[What to do]:
Give a verbatim quotation of every record.

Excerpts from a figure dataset
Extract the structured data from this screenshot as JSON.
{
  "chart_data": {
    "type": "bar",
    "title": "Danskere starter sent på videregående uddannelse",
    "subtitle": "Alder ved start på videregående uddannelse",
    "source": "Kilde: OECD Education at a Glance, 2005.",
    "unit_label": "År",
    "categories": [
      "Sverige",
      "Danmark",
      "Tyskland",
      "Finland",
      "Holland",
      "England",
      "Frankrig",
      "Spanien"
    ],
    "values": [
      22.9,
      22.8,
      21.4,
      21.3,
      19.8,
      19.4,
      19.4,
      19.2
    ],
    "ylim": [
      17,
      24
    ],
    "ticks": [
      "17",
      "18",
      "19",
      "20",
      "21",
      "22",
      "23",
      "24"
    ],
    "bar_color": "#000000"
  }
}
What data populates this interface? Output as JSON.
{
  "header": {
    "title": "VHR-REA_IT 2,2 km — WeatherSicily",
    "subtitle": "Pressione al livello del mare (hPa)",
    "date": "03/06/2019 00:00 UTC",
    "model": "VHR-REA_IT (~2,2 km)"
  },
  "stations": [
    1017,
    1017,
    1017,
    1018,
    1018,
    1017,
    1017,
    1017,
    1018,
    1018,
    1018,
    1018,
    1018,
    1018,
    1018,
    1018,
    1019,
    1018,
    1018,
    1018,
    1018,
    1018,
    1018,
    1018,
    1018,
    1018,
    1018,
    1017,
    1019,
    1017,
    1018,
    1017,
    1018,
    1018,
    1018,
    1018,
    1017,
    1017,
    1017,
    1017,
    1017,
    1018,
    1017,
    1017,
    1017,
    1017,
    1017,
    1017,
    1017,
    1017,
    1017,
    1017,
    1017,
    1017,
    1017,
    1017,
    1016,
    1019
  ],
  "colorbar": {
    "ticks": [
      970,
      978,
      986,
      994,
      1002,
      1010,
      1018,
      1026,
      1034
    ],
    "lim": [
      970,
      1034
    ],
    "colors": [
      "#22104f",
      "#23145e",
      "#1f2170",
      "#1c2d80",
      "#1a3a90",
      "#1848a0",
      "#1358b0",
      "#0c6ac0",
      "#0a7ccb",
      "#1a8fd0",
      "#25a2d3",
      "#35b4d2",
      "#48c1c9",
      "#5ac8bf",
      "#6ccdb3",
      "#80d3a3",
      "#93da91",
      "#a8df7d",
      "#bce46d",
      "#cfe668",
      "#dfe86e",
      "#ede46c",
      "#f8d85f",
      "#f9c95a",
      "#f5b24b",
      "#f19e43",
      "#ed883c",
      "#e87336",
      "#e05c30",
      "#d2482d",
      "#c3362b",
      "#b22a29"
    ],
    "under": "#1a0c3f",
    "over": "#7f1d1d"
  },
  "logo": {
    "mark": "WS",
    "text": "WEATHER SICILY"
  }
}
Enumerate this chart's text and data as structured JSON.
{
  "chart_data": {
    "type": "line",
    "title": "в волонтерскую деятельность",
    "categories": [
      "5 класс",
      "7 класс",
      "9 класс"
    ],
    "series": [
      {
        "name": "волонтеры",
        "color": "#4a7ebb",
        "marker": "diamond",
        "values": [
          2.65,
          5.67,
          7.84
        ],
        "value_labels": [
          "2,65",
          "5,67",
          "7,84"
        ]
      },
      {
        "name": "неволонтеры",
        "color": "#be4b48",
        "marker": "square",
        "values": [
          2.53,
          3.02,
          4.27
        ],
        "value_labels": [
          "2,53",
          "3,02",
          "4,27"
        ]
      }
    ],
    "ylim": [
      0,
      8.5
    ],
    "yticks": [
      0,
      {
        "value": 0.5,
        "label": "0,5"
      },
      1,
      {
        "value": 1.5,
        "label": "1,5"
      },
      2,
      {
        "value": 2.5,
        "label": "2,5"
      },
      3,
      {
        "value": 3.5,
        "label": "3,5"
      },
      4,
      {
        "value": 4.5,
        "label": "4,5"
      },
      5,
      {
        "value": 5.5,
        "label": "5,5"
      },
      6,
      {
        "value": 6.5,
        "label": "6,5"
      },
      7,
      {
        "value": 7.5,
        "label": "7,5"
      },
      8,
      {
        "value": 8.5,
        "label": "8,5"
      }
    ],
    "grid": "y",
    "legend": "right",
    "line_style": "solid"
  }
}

[Output]:
Extract the structured data from this screenshot as JSON.
{
  "chart_data": {
    "type": "bar",
    "title": "Danskere starter sent på videregående uddannelse",
    "subtitle": "Alder ved start på videregående uddannelse",
    "source": "Kilde: OECD Education at a Glance, 2005.",
    "unit_label": "År",
    "categories": [
      "Sverige",
      "Danmark",
      "Tyskland",
      "Finland",
      "Holland",
      "England",
      "Frankrig",
      "Spanien"
    ],
    "values": [
      22.9,
      22.8,
      21.4,
      21.3,
      19.8,
      19.4,
      19.4,
      19.2
    ],
    "ylim": [
      17,
      24
    ],
    "ticks": [
      "17",
      "18",
      "19",
      "20",
      "21",
      "22",
      "23",
      "24"
    ],
    "bar_color": "#000000"
  }
}
What data populates this interface? Output as JSON.
{
  "header": {
    "title": "VHR-REA_IT 2,2 km — WeatherSicily",
    "subtitle": "Pressione al livello del mare (hPa)",
    "date": "03/06/2019 00:00 UTC",
    "model": "VHR-REA_IT (~2,2 km)"
  },
  "stations": [
    1017,
    1017,
    1017,
    1018,
    1018,
    1017,
    1017,
    1017,
    1018,
    1018,
    1018,
    1018,
    1018,
    1018,
    1018,
    1018,
    1019,
    1018,
    1018,
    1018,
    1018,
    1018,
    1018,
    1018,
    1018,
    1018,
    1018,
    1017,
    1019,
    1017,
    1018,
    1017,
    1018,
    1018,
    1018,
    1018,
    1017,
    1017,
    1017,
    1017,
    1017,
    1018,
    1017,
    1017,
    1017,
    1017,
    1017,
    1017,
    1017,
    1017,
    1017,
    1017,
    1017,
    1017,
    1017,
    1017,
    1016,
    1019
  ],
  "colorbar": {
    "ticks": [
      970,
      978,
      986,
      994,
      1002,
      1010,
      1018,
      1026,
      1034
    ],
    "lim": [
      970,
      1034
    ],
    "colors": [
      "#22104f",
      "#23145e",
      "#1f2170",
      "#1c2d80",
      "#1a3a90",
      "#1848a0",
      "#1358b0",
      "#0c6ac0",
      "#0a7ccb",
      "#1a8fd0",
      "#25a2d3",
      "#35b4d2",
      "#48c1c9",
      "#5ac8bf",
      "#6ccdb3",
      "#80d3a3",
      "#93da91",
      "#a8df7d",
      "#bce46d",
      "#cfe668",
      "#dfe86e",
      "#ede46c",
      "#f8d85f",
      "#f9c95a",
      "#f5b24b",
      "#f19e43",
      "#ed883c",
      "#e87336",
      "#e05c30",
      "#d2482d",
      "#c3362b",
      "#b22a29"
    ],
    "under": "#1a0c3f",
    "over": "#7f1d1d"
  },
  "logo": {
    "mark": "WS",
    "text": "WEATHER SICILY"
  }
}
Enumerate this chart's text and data as structured JSON.
{
  "chart_data": {
    "type": "line",
    "title": "в волонтерскую деятельность",
    "categories": [
      "5 класс",
      "7 класс",
      "9 класс"
    ],
    "series": [
      {
        "name": "волонтеры",
        "color": "#4a7ebb",
        "marker": "diamond",
        "values": [
          2.65,
          5.67,
          7.84
        ],
        "value_labels": [
          "2,65",
          "5,67",
          "7,84"
        ]
      },
      {
        "name": "неволонтеры",
        "color": "#be4b48",
        "marker": "square",
        "values": [
          2.53,
          3.02,
          4.27
        ],
        "value_labels": [
          "2,53",
          "3,02",
          "4,27"
        ]
      }
    ],
    "ylim": [
      0,
      8.5
    ],
    "yticks": [
      0,
      {
        "value": 0.5,
        "label": "0,5"
      },
      1,
      {
        "value": 1.5,
        "label": "1,5"
      },
      2,
      {
        "value": 2.5,
        "label": "2,5"
      },
      3,
      {
        "value": 3.5,
        "label": "3,5"
      },
      4,
      {
        "value": 4.5,
        "label": "4,5"
      },
      5,
      {
        "value": 5.5,
        "label": "5,5"
      },
      6,
      {
        "value": 6.5,
        "label": "6,5"
      },
      7,
      {
        "value": 7.5,
        "label": "7,5"
      },
      8,
      {
        "value": 8.5,
        "label": "8,5"
      }
    ],
    "grid": "y",
    "legend": "right",
    "line_style": "solid"
  }
}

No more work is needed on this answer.